**Excerpted records**

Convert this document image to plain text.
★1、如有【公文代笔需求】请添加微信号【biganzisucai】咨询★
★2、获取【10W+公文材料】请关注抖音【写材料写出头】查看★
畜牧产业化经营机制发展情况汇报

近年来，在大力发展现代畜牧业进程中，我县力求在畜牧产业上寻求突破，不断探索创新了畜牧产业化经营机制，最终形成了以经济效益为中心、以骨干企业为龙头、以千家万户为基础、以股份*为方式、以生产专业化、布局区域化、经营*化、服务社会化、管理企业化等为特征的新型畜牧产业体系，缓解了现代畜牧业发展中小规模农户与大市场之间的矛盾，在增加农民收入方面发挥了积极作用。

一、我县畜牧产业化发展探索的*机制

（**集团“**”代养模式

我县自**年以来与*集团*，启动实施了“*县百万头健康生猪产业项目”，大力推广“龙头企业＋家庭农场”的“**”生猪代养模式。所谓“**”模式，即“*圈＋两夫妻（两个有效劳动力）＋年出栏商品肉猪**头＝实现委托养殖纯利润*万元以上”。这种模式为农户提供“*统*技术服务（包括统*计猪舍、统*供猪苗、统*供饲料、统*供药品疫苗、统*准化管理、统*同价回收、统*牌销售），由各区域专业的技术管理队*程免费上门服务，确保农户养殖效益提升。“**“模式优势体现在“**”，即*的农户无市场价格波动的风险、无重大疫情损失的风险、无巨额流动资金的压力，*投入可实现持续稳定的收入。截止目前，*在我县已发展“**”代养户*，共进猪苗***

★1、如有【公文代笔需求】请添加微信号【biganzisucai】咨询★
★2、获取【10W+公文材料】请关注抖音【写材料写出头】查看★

**Directive**
Write the material out again in its entirety, exactly as shown.

**Task result**
Convert this document image to plain text.
★1、如有【公文代笔需求】请添加微信号【biganzisucai】咨询★
★2、获取【10W+公文材料】请关注抖音【写材料写出头】查看★
畜牧产业化经营机制发展情况汇报

近年来，在大力发展现代畜牧业进程中，我县力求在畜牧产业上寻求突破，不断探索创新了畜牧产业化经营机制，最终形成了以经济效益为中心、以骨干企业为龙头、以千家万户为基础、以股份*为方式、以生产专业化、布局区域化、经营*化、服务社会化、管理企业化等为特征的新型畜牧产业体系，缓解了现代畜牧业发展中小规模农户与大市场之间的矛盾，在增加农民收入方面发挥了积极作用。

一、我县畜牧产业化发展探索的*机制

（**集团“**”代养模式

我县自**年以来与*集团*，启动实施了“*县百万头健康生猪产业项目”，大力推广“龙头企业＋家庭农场”的“**”生猪代养模式。所谓“**”模式，即“*圈＋两夫妻（两个有效劳动力）＋年出栏商品肉猪**头＝实现委托养殖纯利润*万元以上”。这种模式为农户提供“*统*技术服务（包括统*计猪舍、统*供猪苗、统*供饲料、统*供药品疫苗、统*准化管理、统*同价回收、统*牌销售），由各区域专业的技术管理队*程免费上门服务，确保农户养殖效益提升。“**“模式优势体现在“**”，即*的农户无市场价格波动的风险、无重大疫情损失的风险、无巨额流动资金的压力，*投入可实现持续稳定的收入。截止目前，*在我县已发展“**”代养户*，共进猪苗***

★1、如有【公文代笔需求】请添加微信号【biganzisucai】咨询★
★2、获取【10W+公文材料】请关注抖音【写材料写出头】查看★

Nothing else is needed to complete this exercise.